#### [Records for this task]
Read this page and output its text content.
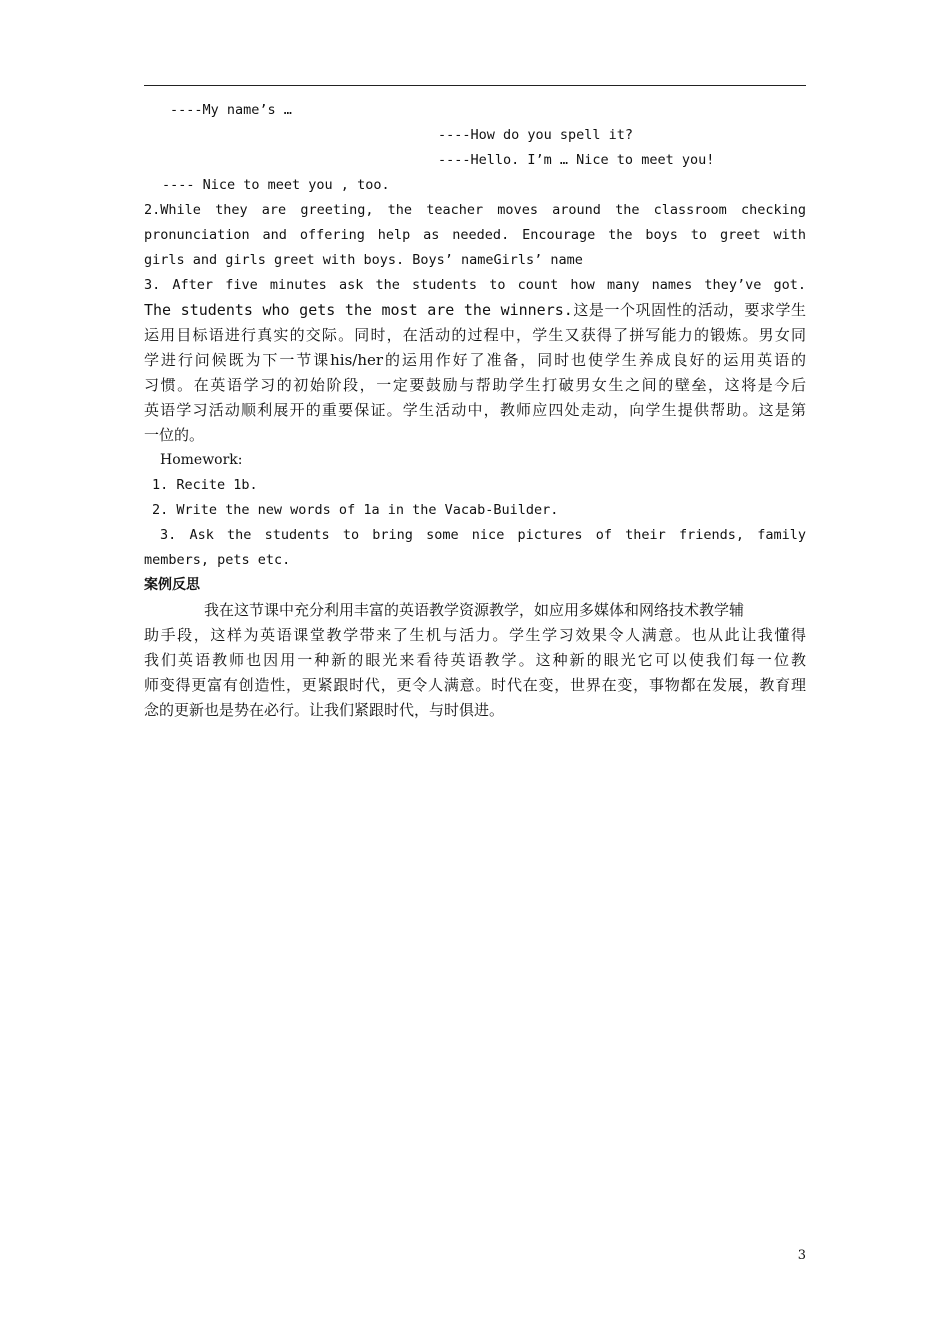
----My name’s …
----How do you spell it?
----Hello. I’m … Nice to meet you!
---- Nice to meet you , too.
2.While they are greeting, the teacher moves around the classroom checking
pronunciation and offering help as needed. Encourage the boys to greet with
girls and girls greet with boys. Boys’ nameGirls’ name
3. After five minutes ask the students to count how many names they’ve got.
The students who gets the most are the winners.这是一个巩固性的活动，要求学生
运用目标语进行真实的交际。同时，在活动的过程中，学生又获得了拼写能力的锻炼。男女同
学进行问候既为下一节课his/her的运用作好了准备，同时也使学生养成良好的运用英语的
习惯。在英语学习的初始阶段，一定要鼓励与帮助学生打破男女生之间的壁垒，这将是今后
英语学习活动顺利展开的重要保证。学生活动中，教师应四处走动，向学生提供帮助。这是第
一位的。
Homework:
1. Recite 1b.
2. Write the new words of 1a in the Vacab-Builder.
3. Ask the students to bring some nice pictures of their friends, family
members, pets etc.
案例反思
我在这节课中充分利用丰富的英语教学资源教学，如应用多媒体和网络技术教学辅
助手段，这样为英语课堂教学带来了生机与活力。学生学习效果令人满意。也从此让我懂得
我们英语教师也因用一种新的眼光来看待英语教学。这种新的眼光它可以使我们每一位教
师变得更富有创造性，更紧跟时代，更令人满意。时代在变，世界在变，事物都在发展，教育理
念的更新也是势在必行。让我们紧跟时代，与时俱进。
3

#### [Task to carry out]
Give an exact copy of the material, leaving out every picture.

#### [Solved exercise]
Read this page and output its text content.
----My name’s …
----How do you spell it?
----Hello. I’m … Nice to meet you!
---- Nice to meet you , too.
2.While they are greeting, the teacher moves around the classroom checking
pronunciation and offering help as needed. Encourage the boys to greet with
girls and girls greet with boys. Boys’ nameGirls’ name
3. After five minutes ask the students to count how many names they’ve got.
The students who gets the most are the winners.这是一个巩固性的活动，要求学生
运用目标语进行真实的交际。同时，在活动的过程中，学生又获得了拼写能力的锻炼。男女同
学进行问候既为下一节课his/her的运用作好了准备，同时也使学生养成良好的运用英语的
习惯。在英语学习的初始阶段，一定要鼓励与帮助学生打破男女生之间的壁垒，这将是今后
英语学习活动顺利展开的重要保证。学生活动中，教师应四处走动，向学生提供帮助。这是第
一位的。
Homework:
1. Recite 1b.
2. Write the new words of 1a in the Vacab-Builder.
3. Ask the students to bring some nice pictures of their friends, family
members, pets etc.
案例反思
我在这节课中充分利用丰富的英语教学资源教学，如应用多媒体和网络技术教学辅
助手段，这样为英语课堂教学带来了生机与活力。学生学习效果令人满意。也从此让我懂得
我们英语教师也因用一种新的眼光来看待英语教学。这种新的眼光它可以使我们每一位教
师变得更富有创造性，更紧跟时代，更令人满意。时代在变，世界在变，事物都在发展，教育理
念的更新也是势在必行。让我们紧跟时代，与时俱进。
3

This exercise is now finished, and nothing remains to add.